Requirement
From the listing below, copy every line with the word "some".

Input for this task
——

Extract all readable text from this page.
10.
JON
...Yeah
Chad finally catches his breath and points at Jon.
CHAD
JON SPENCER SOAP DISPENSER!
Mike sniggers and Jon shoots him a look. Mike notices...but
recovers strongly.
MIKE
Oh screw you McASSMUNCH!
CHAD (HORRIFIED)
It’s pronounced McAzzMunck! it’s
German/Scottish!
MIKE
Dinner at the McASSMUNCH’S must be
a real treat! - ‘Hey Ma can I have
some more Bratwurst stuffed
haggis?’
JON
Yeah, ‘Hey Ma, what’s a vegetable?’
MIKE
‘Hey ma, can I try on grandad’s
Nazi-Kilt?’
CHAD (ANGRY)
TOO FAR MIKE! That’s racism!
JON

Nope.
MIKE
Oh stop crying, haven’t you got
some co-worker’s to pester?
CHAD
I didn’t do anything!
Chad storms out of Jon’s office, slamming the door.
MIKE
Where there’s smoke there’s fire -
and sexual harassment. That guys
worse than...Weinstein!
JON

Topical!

——

Task response
some more Bratwurst stuffed
some co-worker’s to pester?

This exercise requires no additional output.